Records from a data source
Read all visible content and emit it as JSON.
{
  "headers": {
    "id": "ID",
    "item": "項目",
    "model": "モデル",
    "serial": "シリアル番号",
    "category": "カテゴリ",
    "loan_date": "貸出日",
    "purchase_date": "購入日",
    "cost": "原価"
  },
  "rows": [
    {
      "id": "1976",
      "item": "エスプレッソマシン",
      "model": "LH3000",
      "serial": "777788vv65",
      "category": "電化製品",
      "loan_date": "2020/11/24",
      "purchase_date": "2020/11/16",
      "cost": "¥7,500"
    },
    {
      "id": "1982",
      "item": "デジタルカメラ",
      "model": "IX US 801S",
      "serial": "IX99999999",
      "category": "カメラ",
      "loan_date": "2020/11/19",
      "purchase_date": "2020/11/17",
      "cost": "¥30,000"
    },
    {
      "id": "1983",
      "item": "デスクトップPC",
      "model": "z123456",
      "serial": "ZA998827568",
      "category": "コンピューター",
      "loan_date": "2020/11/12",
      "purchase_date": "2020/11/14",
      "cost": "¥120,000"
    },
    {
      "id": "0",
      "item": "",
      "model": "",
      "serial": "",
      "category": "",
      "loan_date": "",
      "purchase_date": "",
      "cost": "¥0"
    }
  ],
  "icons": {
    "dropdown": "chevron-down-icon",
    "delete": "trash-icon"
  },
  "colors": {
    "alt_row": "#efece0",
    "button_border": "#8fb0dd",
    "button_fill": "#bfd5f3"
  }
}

What to work on ▸
Write the complete data out, exactly as above.

Solution to the problem ▸
Read all visible content and emit it as JSON.
{
  "headers": {
    "id": "ID",
    "item": "項目",
    "model": "モデル",
    "serial": "シリアル番号",
    "category": "カテゴリ",
    "loan_date": "貸出日",
    "purchase_date": "購入日",
    "cost": "原価"
  },
  "rows": [
    {
      "id": "1976",
      "item": "エスプレッソマシン",
      "model": "LH3000",
      "serial": "777788vv65",
      "category": "電化製品",
      "loan_date": "2020/11/24",
      "purchase_date": "2020/11/16",
      "cost": "¥7,500"
    },
    {
      "id": "1982",
      "item": "デジタルカメラ",
      "model": "IX US 801S",
      "serial": "IX99999999",
      "category": "カメラ",
      "loan_date": "2020/11/19",
      "purchase_date": "2020/11/17",
      "cost": "¥30,000"
    },
    {
      "id": "1983",
      "item": "デスクトップPC",
      "model": "z123456",
      "serial": "ZA998827568",
      "category": "コンピューター",
      "loan_date": "2020/11/12",
      "purchase_date": "2020/11/14",
      "cost": "¥120,000"
    },
    {
      "id": "0",
      "item": "",
      "model": "",
      "serial": "",
      "category": "",
      "loan_date": "",
      "purchase_date": "",
      "cost": "¥0"
    }
  ],
  "icons": {
    "dropdown": "chevron-down-icon",
    "delete": "trash-icon"
  },
  "colors": {
    "alt_row": "#efece0",
    "button_border": "#8fb0dd",
    "button_fill": "#bfd5f3"
  }
}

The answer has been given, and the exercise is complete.